─── Excerpted data ───
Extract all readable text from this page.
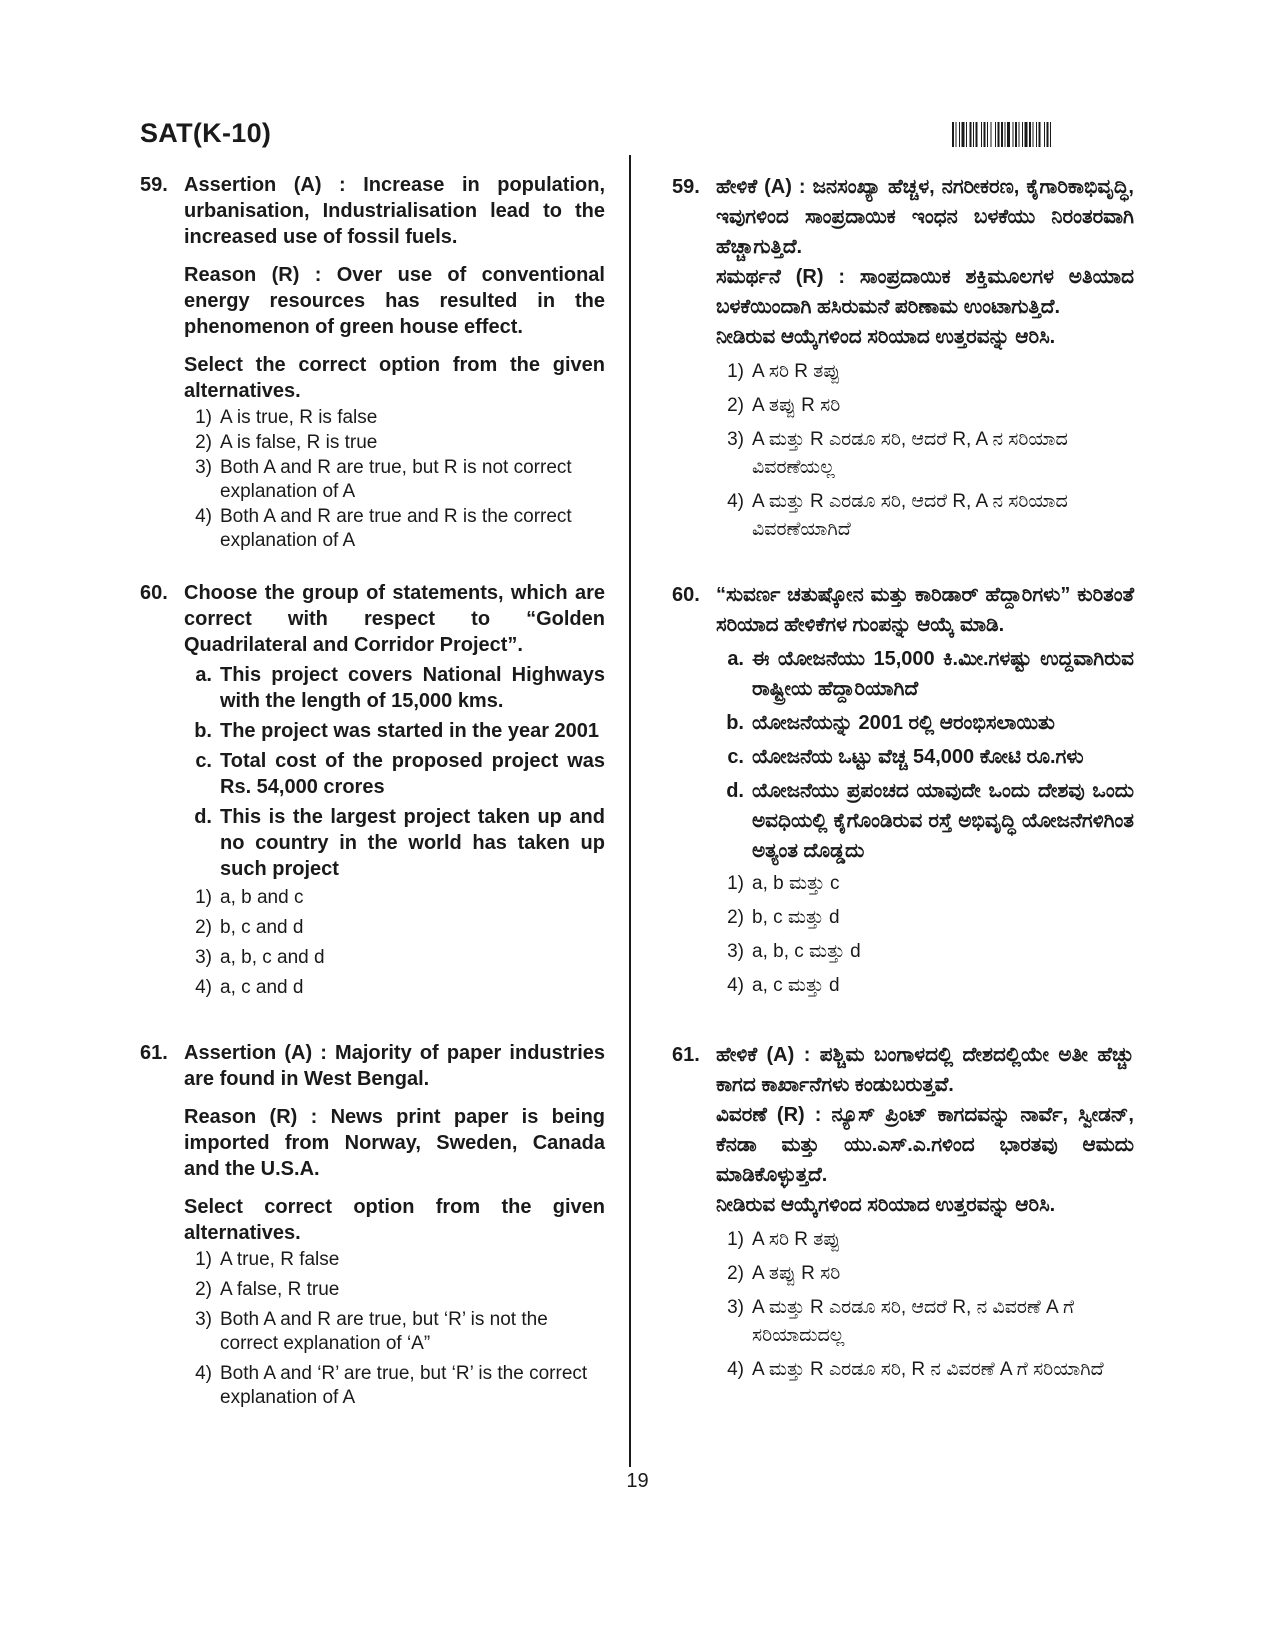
SAT(K-10)
59. Assertion (A) : Increase in population, urbanisation, Industrialisation lead to the increased use of fossil fuels.

Reason (R) : Over use of conventional energy resources has resulted in the phenomenon of green house effect.

Select the correct option from the given alternatives.

1) A is true, R is false
2) A is false, R is true
3) Both A and R are true, but R is not correct explanation of A
4) Both A and R are true and R is the correct explanation of A
60. Choose the group of statements, which are correct with respect to “Golden Quadrilateral and Corridor Project”.

a. This project covers National Highways with the length of 15,000 kms.
b. The project was started in the year 2001
c. Total cost of the proposed project was Rs. 54,000 crores
d. This is the largest project taken up and no country in the world has taken up such project
1) a, b and c
2) b, c and d
3) a, b, c and d
4) a, c and d
61. Assertion (A) : Majority of paper industries are found in West Bengal.

Reason (R) : News print paper is being imported from Norway, Sweden, Canada and the U.S.A.

Select correct option from the given alternatives.

1) A true, R false
2) A false, R true
3) Both A and R are true, but ‘R’ is not the correct explanation of ‘A”
4) Both A and ‘R’ are true, but ‘R’ is the correct explanation of A
59. ಹೇಳಿಕೆ (A) : ಜನಸಂಖ್ಯಾ ಹೆಚ್ಚಳ, ನಗರೀಕರಣ, ಕೈಗಾರಿಕಾಭಿವೃದ್ಧಿ, ಇವುಗಳಿಂದ ಸಾಂಪ್ರದಾಯಿಕ ಇಂಧನ ಬಳಕೆಯು ನಿರಂತರವಾಗಿ ಹೆಚ್ಚಾಗುತ್ತಿದೆ.

ಸಮರ್ಥನೆ (R) : ಸಾಂಪ್ರದಾಯಿಕ ಶಕ್ತಿಮೂಲಗಳ ಅತಿಯಾದ ಬಳಕೆಯಿಂದಾಗಿ ಹಸಿರುಮನೆ ಪರಿಣಾಮ ಉಂಟಾಗುತ್ತಿದೆ.

ನೀಡಿರುವ ಆಯ್ಕೆಗಳಿಂದ ಸರಿಯಾದ ಉತ್ತರವನ್ನು ಆರಿಸಿ.

1) A ಸರಿ R ತಪ್ಪು
2) A ತಪ್ಪು R ಸರಿ
3) A ಮತ್ತು R ಎರಡೂ ಸರಿ, ಆದರೆ R, A ನ ಸರಿಯಾದ ವಿವರಣೆಯಲ್ಲ
4) A ಮತ್ತು R ಎರಡೂ ಸರಿ, ಆದರೆ R, A ನ ಸರಿಯಾದ ವಿವರಣೆಯಾಗಿದೆ
60. “ಸುವರ್ಣ ಚತುಷ್ಕೋನ ಮತ್ತು ಕಾರಿಡಾರ್ ಹೆದ್ದಾರಿಗಳು” ಕುರಿತಂತೆ ಸರಿಯಾದ ಹೇಳಿಕೆಗಳ ಗುಂಪನ್ನು ಆಯ್ಕೆ ಮಾಡಿ.

a. ಈ ಯೋಜನೆಯು 15,000 ಕಿ.ಮೀ.ಗಳಷ್ಟು ಉದ್ದವಾಗಿರುವ ರಾಷ್ಟ್ರೀಯ ಹೆದ್ದಾರಿಯಾಗಿದೆ
b. ಯೋಜನೆಯನ್ನು 2001 ರಲ್ಲಿ ಆರಂಭಿಸಲಾಯಿತು
c. ಯೋಜನೆಯ ಒಟ್ಟು ವೆಚ್ಚ 54,000 ಕೋಟಿ ರೂ.ಗಳು
d. ಯೋಜನೆಯು ಪ್ರಪಂಚದ ಯಾವುದೇ ಒಂದು ದೇಶವು ಒಂದು ಅವಧಿಯಲ್ಲಿ ಕೈಗೊಂಡಿರುವ ರಸ್ತೆ ಅಭಿವೃದ್ಧಿ ಯೋಜನೆಗಳಿಗಿಂತ ಅತ್ಯಂತ ದೊಡ್ಡದು
1) a, b ಮತ್ತು c
2) b, c ಮತ್ತು d
3) a, b, c ಮತ್ತು d
4) a, c ಮತ್ತು d
61. ಹೇಳಿಕೆ (A) : ಪಶ್ಚಿಮ ಬಂಗಾಳದಲ್ಲಿ ದೇಶದಲ್ಲಿಯೇ ಅತೀ ಹೆಚ್ಚು ಕಾಗದ ಕಾರ್ಖಾನೆಗಳು ಕಂಡುಬರುತ್ತವೆ.

ವಿವರಣೆ (R) : ನ್ಯೂಸ್ ಪ್ರಿಂಟ್ ಕಾಗದವನ್ನು ನಾರ್ವೆ, ಸ್ವೀಡನ್, ಕೆನಡಾ ಮತ್ತು ಯು.ಎಸ್.ಎ.ಗಳಿಂದ ಭಾರತವು ಆಮದು ಮಾಡಿಕೊಳ್ಳುತ್ತದೆ.

ನೀಡಿರುವ ಆಯ್ಕೆಗಳಿಂದ ಸರಿಯಾದ ಉತ್ತರವನ್ನು ಆರಿಸಿ.

1) A ಸರಿ R ತಪ್ಪು
2) A ತಪ್ಪು R ಸರಿ
3) A ಮತ್ತು R ಎರಡೂ ಸರಿ, ಆದರೆ R, ನ ವಿವರಣೆ A ಗೆ ಸರಿಯಾದುದಲ್ಲ
4) A ಮತ್ತು R ಎರಡೂ ಸರಿ, R ನ ವಿವರಣೆ A ಗೆ ಸರಿಯಾಗಿದೆ
19
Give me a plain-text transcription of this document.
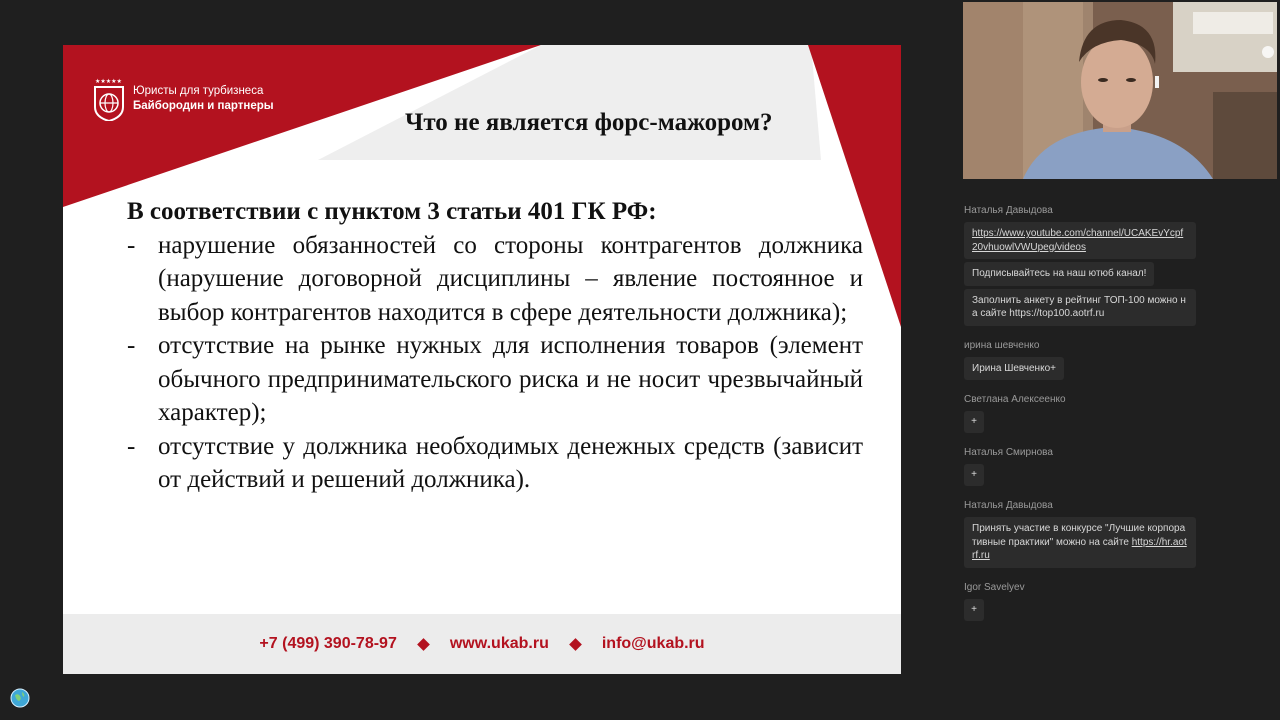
★★★★★
Юристы для турбизнеса
Байбородин и партнеры
Что не является форс-мажором?
В соответствии с пунктом 3 статьи 401 ГК РФ:
- нарушение обязанностей со стороны контрагентов должника (нарушение договорной дисциплины – явление постоянное и выбор контрагентов находится в сфере деятельности должника);
- отсутствие на рынке нужных для исполнения товаров (элемент обычного предпринимательского риска и не носит чрезвычайный характер);
- отсутствие у должника необходимых денежных средств (зависит от действий и решений должника).
+7 (499) 390-78-97	www.ukab.ru	info@ukab.ru
Наталья Давыдова
https://www.youtube.com/channel/UCAKEvYcpf20vhuowlVWUpeg/videos
Подписывайтесь на наш ютюб канал!
Заполнить анкету в рейтинг ТОП-100 можно на сайте https://top100.aotrf.ru
ирина шевченко
Ирина Шевченко+
Светлана Алексеенко
+
Наталья Смирнова
+
Наталья Давыдова
Принять участие в конкурсе "Лучшие корпоративные практики" можно на сайте https://hr.aotrf.ru
Igor Savelyev
+
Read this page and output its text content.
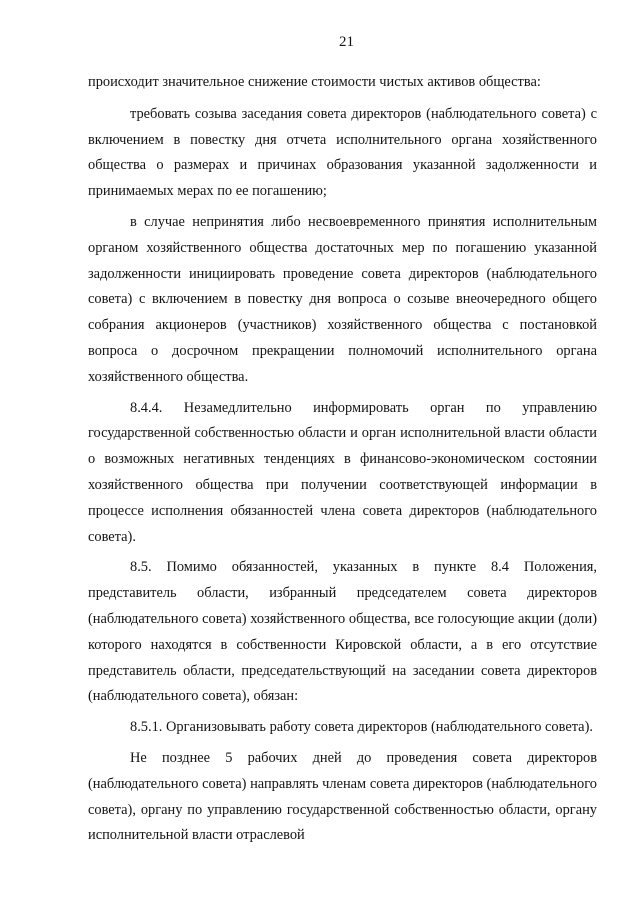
21

происходит значительное снижение стоимости чистых активов общества:

требовать созыва заседания совета директоров (наблюдательного совета) с включением в повестку дня отчета исполнительного органа хозяйственного общества о размерах и причинах образования указанной задолженности и принимаемых мерах по ее погашению;

в случае непринятия либо несвоевременного принятия исполнительным органом хозяйственного общества достаточных мер по погашению указанной задолженности инициировать проведение совета директоров (наблюдательного совета) с включением в повестку дня вопроса о созыве внеочередного общего собрания акционеров (участников) хозяйственного общества с постановкой вопроса о досрочном прекращении полномочий исполнительного органа хозяйственного общества.

8.4.4. Незамедлительно информировать орган по управлению государственной собственностью области и орган исполнительной власти области о возможных негативных тенденциях в финансово-экономическом состоянии хозяйственного общества при получении соответствующей информации в процессе исполнения обязанностей члена совета директоров (наблюдательного совета).

8.5. Помимо обязанностей, указанных в пункте 8.4 Положения, представитель области, избранный председателем совета директоров (наблюдательного совета) хозяйственного общества, все голосующие акции (доли) которого находятся в собственности Кировской области, а в его отсутствие представитель области, председательствующий на заседании совета директоров (наблюдательного совета), обязан:

8.5.1. Организовывать работу совета директоров (наблюдательного совета).

Не позднее 5 рабочих дней до проведения совета директоров (наблюдательного совета) направлять членам совета директоров (наблюдательного совета), органу по управлению государственной собственностью области, органу исполнительной власти отраслевой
───
Objective: Scan the material above. Return every line containing the string "alternatives".

Expected answer:
Select the correct option from the given alternatives.
Select correct option from the given alternatives.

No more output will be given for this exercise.